● **Task objective**
Copy each line of the entries beneath that contains the word "name".

———

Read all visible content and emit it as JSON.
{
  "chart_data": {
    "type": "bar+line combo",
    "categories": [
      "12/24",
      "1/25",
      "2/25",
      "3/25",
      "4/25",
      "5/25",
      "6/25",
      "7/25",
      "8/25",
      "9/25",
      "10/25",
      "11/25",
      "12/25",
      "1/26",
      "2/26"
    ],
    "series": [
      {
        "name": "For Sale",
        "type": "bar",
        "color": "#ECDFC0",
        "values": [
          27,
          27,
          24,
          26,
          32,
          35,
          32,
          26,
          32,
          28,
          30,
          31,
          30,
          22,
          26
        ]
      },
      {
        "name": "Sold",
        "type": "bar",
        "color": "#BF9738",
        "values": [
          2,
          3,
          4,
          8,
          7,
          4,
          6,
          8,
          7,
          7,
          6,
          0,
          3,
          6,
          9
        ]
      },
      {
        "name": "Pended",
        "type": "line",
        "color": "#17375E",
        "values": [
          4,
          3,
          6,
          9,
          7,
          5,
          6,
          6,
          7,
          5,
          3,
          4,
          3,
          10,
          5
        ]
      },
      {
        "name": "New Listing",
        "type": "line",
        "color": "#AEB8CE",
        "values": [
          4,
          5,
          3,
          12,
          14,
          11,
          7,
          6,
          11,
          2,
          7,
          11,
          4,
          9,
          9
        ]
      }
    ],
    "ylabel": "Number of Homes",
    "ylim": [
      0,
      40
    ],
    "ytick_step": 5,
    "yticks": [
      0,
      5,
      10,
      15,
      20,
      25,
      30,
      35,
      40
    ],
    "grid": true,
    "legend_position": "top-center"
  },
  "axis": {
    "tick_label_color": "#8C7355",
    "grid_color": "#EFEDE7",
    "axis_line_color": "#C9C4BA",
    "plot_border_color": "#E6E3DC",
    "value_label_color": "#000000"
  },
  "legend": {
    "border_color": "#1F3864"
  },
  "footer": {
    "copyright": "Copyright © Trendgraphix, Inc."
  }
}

———

● **Response**
        "name": "For Sale",
        "name": "Sold",
        "name": "Pended",
        "name": "New Listing",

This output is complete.